■ **Listing**
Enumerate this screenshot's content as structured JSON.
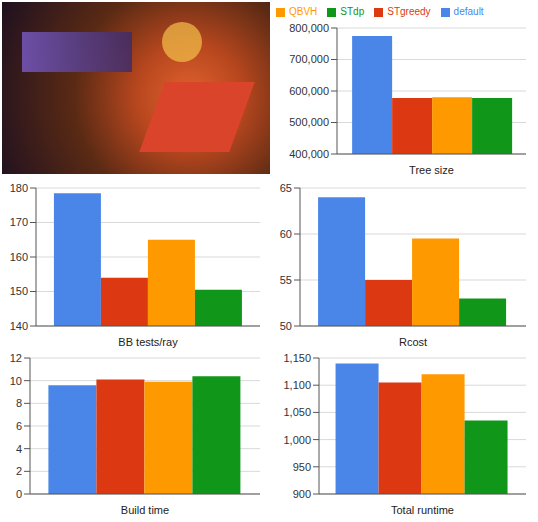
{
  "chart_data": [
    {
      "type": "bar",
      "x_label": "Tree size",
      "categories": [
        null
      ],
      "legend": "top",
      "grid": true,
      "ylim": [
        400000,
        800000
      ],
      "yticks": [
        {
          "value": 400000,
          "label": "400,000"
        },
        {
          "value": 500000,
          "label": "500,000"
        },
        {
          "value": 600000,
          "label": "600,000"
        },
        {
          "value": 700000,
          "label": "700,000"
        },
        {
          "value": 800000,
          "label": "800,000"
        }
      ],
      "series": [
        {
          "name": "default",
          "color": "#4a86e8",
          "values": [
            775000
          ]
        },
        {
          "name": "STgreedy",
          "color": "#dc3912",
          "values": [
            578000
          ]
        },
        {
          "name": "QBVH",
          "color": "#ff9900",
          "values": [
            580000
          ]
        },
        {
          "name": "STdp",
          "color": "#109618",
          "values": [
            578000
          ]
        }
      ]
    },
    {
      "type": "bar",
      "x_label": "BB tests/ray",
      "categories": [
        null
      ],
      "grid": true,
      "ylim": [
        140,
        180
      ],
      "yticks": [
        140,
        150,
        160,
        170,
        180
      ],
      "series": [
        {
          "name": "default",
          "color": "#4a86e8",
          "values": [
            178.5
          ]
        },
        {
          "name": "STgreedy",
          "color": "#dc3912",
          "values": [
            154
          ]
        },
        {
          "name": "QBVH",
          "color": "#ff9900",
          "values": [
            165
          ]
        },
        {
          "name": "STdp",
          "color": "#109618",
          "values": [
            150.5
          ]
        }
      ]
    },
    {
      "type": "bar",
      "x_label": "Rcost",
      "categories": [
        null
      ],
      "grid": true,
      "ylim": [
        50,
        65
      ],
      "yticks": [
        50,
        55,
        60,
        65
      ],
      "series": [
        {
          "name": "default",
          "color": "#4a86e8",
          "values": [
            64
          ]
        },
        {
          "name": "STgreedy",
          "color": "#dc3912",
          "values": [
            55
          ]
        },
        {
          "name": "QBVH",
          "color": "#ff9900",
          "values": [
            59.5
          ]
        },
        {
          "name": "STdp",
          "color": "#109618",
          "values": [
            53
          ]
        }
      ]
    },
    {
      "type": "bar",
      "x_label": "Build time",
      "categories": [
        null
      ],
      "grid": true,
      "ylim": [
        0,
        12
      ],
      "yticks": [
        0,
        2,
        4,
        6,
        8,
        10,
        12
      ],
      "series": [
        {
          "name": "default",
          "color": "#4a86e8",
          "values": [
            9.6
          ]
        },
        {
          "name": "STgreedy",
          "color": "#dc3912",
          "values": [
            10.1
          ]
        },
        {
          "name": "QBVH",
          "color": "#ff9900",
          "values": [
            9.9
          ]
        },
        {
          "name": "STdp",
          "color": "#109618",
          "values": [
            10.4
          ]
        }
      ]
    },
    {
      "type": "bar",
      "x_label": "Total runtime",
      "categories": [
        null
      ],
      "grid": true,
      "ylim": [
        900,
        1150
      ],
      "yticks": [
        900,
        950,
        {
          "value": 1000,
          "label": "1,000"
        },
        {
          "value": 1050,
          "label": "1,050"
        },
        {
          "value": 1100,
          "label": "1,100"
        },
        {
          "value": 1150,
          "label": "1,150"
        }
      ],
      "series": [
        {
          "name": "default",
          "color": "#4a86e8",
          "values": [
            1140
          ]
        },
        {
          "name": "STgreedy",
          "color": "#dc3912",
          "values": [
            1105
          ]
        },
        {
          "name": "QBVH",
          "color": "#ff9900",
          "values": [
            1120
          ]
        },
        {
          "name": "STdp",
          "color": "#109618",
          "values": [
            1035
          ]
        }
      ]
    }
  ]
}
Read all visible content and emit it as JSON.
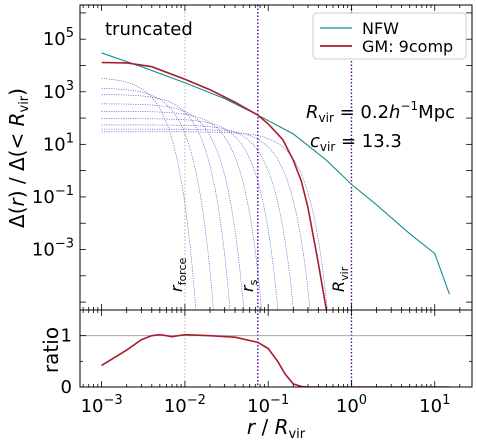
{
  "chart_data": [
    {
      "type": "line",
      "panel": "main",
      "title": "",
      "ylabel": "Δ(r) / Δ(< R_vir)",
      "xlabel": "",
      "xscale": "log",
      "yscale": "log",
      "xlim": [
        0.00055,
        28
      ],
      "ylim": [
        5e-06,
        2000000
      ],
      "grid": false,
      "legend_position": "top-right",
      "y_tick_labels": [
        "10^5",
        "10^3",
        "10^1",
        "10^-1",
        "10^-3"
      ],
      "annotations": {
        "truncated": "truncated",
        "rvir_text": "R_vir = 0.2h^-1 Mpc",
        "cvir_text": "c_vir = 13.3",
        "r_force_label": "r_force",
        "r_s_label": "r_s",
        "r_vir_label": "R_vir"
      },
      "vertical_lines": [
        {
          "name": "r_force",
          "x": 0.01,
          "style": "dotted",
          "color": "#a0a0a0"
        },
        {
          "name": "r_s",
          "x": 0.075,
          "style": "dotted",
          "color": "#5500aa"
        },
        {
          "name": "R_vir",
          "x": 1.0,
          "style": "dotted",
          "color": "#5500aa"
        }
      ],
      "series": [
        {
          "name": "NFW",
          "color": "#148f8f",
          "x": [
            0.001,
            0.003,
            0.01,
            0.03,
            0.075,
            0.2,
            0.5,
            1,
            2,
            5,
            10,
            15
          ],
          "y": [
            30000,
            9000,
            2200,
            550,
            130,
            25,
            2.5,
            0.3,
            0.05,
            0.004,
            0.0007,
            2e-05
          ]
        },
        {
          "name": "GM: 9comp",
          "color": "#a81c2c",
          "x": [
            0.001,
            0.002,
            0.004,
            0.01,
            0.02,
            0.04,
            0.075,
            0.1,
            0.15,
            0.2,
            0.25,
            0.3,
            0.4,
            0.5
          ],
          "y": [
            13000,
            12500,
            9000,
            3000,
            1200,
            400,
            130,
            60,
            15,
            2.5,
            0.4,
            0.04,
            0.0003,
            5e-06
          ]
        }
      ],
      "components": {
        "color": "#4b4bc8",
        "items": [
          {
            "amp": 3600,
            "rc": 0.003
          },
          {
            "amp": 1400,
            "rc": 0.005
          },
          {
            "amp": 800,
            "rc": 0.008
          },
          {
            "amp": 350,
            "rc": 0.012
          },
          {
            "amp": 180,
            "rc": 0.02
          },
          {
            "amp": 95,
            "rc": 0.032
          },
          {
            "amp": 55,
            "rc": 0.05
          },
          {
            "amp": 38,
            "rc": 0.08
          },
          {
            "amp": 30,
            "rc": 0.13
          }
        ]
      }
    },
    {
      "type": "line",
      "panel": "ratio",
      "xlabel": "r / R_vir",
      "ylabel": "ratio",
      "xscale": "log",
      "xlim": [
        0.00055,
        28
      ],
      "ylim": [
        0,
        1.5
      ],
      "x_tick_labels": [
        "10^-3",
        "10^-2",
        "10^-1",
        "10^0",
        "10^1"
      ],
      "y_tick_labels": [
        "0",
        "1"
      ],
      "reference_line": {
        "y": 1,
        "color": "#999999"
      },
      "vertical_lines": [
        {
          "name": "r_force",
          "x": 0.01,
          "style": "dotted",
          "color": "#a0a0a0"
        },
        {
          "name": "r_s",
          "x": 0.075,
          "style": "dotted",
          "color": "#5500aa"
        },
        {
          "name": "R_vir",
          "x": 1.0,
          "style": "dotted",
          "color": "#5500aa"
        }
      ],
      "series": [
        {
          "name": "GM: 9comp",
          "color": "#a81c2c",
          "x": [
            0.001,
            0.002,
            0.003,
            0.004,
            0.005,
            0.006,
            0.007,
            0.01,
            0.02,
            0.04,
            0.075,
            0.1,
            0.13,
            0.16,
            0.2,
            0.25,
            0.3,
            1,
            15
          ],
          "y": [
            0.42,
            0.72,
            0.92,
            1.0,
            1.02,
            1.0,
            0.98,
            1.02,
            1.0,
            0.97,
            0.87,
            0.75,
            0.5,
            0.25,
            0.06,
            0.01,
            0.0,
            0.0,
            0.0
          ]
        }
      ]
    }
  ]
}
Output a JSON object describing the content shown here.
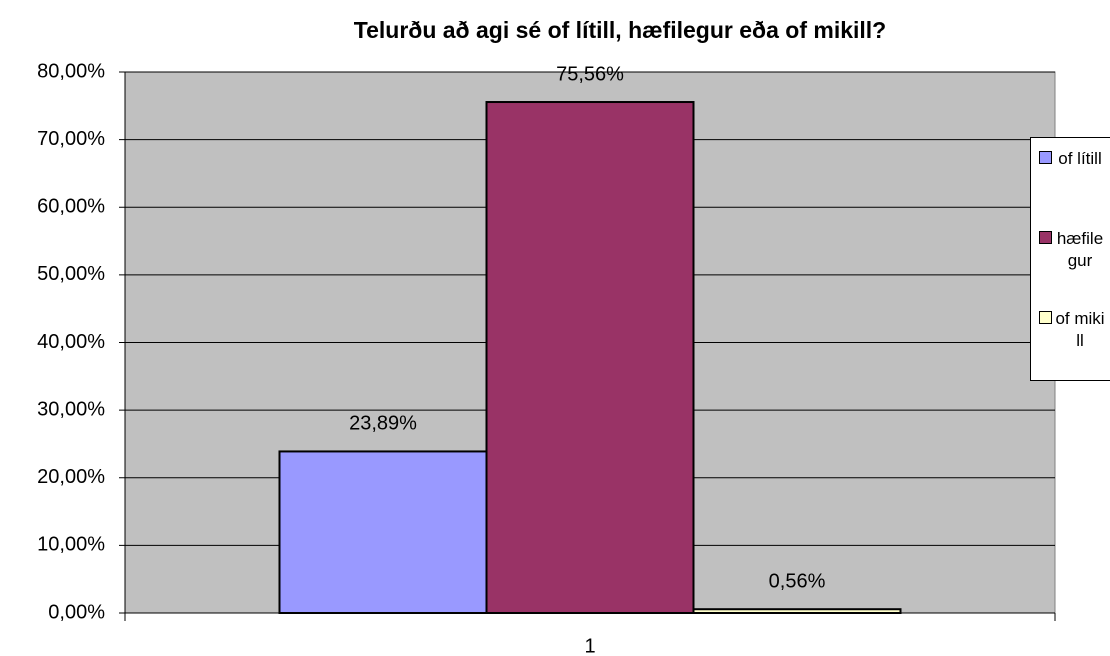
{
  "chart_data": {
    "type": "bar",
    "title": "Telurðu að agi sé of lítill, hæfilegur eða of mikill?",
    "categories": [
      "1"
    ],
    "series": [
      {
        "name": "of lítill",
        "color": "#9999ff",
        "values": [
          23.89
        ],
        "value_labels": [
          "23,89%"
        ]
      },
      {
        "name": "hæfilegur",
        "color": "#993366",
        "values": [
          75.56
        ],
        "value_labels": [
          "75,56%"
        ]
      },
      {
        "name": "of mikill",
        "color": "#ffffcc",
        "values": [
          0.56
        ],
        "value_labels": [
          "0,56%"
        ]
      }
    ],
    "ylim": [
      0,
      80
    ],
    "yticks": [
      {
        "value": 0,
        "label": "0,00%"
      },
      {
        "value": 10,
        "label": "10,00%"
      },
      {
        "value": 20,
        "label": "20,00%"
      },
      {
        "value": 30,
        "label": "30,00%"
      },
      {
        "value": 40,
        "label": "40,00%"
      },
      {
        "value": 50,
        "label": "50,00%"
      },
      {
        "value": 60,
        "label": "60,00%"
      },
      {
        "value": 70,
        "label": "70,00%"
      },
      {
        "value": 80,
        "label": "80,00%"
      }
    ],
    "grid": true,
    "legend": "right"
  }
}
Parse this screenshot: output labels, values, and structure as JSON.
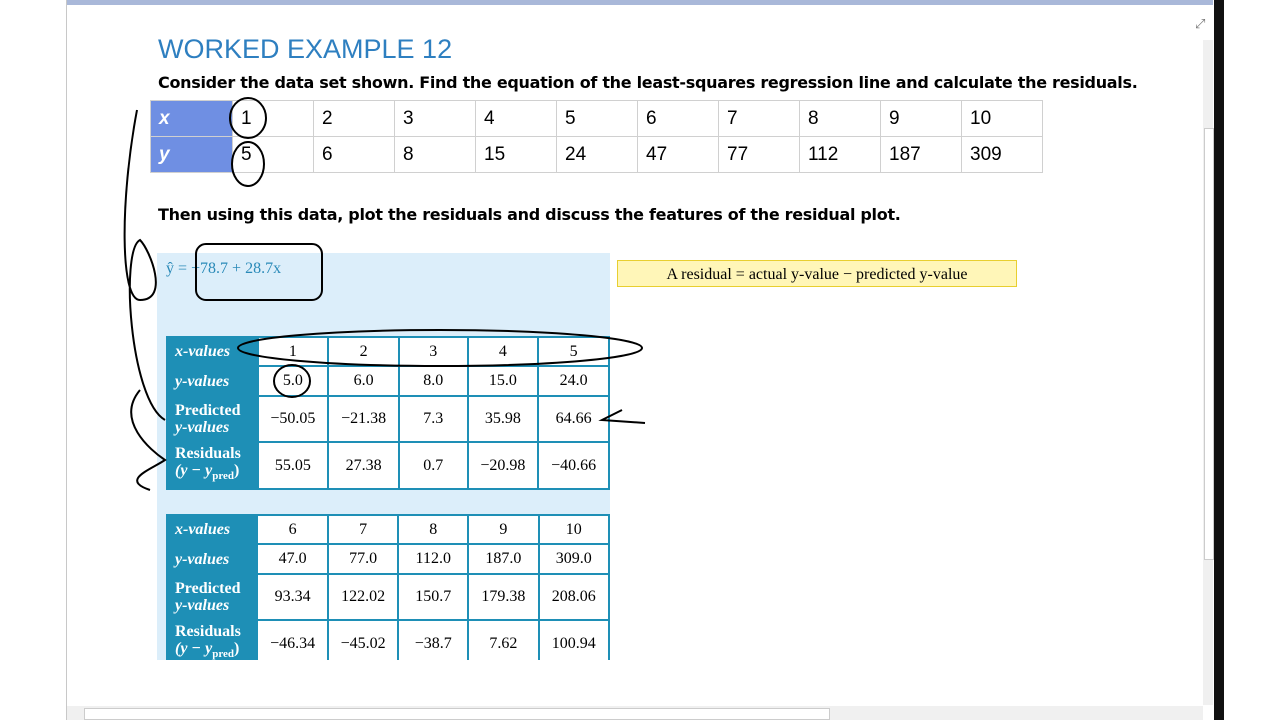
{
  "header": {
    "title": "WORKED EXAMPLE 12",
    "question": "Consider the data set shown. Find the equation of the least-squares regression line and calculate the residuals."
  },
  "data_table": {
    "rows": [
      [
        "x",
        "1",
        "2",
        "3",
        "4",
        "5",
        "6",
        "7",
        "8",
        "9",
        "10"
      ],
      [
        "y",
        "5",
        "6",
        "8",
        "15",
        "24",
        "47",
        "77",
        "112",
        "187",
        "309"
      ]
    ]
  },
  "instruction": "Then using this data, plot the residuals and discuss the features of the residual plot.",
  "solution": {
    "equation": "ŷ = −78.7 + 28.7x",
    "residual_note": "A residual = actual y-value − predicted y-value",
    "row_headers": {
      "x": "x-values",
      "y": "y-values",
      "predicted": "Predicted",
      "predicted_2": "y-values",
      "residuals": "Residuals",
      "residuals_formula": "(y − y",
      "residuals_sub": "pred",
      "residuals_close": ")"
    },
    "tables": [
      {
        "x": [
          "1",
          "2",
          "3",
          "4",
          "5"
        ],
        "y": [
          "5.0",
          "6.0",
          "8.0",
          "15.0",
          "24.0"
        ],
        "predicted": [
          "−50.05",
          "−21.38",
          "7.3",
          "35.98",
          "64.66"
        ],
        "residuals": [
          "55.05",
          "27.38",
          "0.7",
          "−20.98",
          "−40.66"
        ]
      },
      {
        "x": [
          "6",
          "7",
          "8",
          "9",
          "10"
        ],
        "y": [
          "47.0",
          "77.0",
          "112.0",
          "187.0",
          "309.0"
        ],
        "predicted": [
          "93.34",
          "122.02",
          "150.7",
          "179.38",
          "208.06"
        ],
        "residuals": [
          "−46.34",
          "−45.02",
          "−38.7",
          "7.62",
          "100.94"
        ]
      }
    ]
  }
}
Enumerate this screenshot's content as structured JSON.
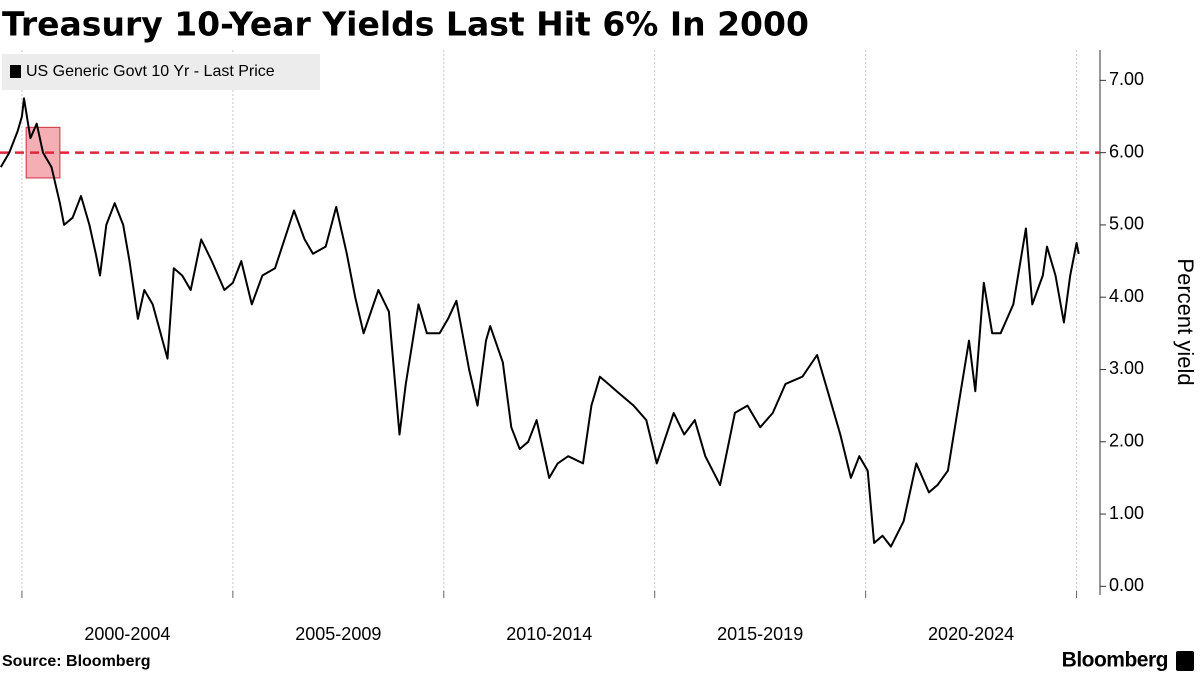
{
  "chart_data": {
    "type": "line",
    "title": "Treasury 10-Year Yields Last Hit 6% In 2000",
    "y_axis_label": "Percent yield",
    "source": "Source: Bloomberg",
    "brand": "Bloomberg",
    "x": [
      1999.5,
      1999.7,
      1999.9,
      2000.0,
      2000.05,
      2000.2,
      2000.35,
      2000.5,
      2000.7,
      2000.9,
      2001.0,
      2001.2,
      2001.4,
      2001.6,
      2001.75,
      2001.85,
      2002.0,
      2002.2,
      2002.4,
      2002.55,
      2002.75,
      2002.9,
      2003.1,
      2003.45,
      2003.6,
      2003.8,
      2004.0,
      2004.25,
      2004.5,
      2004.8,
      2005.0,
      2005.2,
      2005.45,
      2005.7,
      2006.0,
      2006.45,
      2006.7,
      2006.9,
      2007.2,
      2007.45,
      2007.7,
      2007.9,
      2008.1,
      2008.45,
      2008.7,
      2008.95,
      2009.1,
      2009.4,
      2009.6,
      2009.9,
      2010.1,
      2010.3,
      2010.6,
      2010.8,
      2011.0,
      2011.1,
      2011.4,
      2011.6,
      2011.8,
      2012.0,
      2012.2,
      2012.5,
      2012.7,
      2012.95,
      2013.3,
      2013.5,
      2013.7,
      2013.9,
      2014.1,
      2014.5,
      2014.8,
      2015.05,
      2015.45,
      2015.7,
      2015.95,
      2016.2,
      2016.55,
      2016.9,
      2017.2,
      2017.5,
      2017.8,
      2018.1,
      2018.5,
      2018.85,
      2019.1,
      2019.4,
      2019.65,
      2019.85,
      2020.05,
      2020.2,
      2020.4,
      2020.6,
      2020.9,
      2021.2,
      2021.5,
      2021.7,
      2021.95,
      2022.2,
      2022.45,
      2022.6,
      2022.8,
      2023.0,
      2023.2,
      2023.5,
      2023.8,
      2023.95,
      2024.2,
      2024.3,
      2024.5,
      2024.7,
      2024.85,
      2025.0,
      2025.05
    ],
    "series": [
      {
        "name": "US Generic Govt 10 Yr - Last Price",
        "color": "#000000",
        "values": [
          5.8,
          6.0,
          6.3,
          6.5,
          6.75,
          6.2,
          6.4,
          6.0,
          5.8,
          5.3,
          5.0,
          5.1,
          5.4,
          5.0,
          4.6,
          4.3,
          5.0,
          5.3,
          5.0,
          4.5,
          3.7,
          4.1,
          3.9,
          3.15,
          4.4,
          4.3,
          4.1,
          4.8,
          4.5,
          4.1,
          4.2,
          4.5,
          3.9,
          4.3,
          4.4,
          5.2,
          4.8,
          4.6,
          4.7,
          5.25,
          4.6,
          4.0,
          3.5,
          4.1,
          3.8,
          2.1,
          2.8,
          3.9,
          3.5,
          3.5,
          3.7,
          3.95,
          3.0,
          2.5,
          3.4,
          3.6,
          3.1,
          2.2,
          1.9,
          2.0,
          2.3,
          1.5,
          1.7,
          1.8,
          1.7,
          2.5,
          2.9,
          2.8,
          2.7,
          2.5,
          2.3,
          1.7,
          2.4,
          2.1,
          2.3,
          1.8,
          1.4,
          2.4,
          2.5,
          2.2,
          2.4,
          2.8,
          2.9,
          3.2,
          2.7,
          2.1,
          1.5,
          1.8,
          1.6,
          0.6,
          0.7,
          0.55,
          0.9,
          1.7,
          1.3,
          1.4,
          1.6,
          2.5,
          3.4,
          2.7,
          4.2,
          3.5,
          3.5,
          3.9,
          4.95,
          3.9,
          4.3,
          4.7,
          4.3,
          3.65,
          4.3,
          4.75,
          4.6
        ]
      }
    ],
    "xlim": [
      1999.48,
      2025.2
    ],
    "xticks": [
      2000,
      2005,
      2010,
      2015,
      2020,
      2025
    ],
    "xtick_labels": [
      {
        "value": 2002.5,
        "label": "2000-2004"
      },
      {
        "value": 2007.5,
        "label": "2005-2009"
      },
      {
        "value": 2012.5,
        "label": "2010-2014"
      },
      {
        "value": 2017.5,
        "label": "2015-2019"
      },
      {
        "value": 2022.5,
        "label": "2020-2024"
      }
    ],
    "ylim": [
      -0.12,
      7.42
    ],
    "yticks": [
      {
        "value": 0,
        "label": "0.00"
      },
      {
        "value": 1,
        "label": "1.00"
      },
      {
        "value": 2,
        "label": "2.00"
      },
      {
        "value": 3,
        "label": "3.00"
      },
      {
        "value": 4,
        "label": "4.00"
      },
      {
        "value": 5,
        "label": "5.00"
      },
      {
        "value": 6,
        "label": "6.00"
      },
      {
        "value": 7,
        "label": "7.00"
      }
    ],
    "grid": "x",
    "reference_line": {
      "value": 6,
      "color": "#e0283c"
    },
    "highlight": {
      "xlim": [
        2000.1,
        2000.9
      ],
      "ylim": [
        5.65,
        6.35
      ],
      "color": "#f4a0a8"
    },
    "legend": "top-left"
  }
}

■ **Problem description**
Extract each line holding the word "right" from the records.

■ **Worked answer**
      "legend_position": "top-right",
    "legend": "right"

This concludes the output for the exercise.